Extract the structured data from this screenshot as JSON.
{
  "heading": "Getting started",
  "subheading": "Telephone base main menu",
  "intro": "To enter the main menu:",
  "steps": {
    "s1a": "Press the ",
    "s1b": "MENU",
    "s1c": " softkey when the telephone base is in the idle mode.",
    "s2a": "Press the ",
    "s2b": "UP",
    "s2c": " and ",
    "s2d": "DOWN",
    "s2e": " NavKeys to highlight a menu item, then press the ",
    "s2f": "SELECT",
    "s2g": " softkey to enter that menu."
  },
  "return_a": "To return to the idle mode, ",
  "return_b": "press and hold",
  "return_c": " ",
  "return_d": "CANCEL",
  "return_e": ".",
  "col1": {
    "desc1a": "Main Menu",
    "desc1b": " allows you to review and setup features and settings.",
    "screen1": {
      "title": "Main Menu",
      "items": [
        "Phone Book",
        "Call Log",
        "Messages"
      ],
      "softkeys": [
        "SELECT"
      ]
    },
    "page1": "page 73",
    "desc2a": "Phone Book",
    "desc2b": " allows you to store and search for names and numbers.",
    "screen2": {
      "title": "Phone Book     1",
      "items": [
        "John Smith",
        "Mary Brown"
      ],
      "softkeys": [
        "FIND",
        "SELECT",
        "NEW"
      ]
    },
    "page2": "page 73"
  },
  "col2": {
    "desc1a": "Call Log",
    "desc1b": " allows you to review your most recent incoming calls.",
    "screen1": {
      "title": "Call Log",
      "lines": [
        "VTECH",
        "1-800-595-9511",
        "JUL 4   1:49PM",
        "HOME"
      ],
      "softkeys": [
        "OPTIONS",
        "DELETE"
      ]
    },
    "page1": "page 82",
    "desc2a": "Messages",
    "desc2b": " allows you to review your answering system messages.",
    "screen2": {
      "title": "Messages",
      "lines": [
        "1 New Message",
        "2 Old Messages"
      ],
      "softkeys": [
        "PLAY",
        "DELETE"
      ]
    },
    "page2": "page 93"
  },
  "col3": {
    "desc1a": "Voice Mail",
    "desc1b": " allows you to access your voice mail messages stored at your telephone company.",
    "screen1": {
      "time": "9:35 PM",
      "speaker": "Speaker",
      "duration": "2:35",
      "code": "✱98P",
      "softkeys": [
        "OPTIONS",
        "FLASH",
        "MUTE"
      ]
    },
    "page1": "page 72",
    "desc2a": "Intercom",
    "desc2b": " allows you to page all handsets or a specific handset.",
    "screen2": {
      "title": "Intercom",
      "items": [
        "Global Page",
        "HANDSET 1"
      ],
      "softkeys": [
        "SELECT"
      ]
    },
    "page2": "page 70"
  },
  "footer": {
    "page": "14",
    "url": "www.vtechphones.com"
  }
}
········
Do this:
Restate every entry word for word.

Complete answer:
Extract the structured data from this screenshot as JSON.
{
  "heading": "Getting started",
  "subheading": "Telephone base main menu",
  "intro": "To enter the main menu:",
  "steps": {
    "s1a": "Press the ",
    "s1b": "MENU",
    "s1c": " softkey when the telephone base is in the idle mode.",
    "s2a": "Press the ",
    "s2b": "UP",
    "s2c": " and ",
    "s2d": "DOWN",
    "s2e": " NavKeys to highlight a menu item, then press the ",
    "s2f": "SELECT",
    "s2g": " softkey to enter that menu."
  },
  "return_a": "To return to the idle mode, ",
  "return_b": "press and hold",
  "return_c": " ",
  "return_d": "CANCEL",
  "return_e": ".",
  "col1": {
    "desc1a": "Main Menu",
    "desc1b": " allows you to review and setup features and settings.",
    "screen1": {
      "title": "Main Menu",
      "items": [
        "Phone Book",
        "Call Log",
        "Messages"
      ],
      "softkeys": [
        "SELECT"
      ]
    },
    "page1": "page 73",
    "desc2a": "Phone Book",
    "desc2b": " allows you to store and search for names and numbers.",
    "screen2": {
      "title": "Phone Book     1",
      "items": [
        "John Smith",
        "Mary Brown"
      ],
      "softkeys": [
        "FIND",
        "SELECT",
        "NEW"
      ]
    },
    "page2": "page 73"
  },
  "col2": {
    "desc1a": "Call Log",
    "desc1b": " allows you to review your most recent incoming calls.",
    "screen1": {
      "title": "Call Log",
      "lines": [
        "VTECH",
        "1-800-595-9511",
        "JUL 4   1:49PM",
        "HOME"
      ],
      "softkeys": [
        "OPTIONS",
        "DELETE"
      ]
    },
    "page1": "page 82",
    "desc2a": "Messages",
    "desc2b": " allows you to review your answering system messages.",
    "screen2": {
      "title": "Messages",
      "lines": [
        "1 New Message",
        "2 Old Messages"
      ],
      "softkeys": [
        "PLAY",
        "DELETE"
      ]
    },
    "page2": "page 93"
  },
  "col3": {
    "desc1a": "Voice Mail",
    "desc1b": " allows you to access your voice mail messages stored at your telephone company.",
    "screen1": {
      "time": "9:35 PM",
      "speaker": "Speaker",
      "duration": "2:35",
      "code": "✱98P",
      "softkeys": [
        "OPTIONS",
        "FLASH",
        "MUTE"
      ]
    },
    "page1": "page 72",
    "desc2a": "Intercom",
    "desc2b": " allows you to page all handsets or a specific handset.",
    "screen2": {
      "title": "Intercom",
      "items": [
        "Global Page",
        "HANDSET 1"
      ],
      "softkeys": [
        "SELECT"
      ]
    },
    "page2": "page 70"
  },
  "footer": {
    "page": "14",
    "url": "www.vtechphones.com"
  }
}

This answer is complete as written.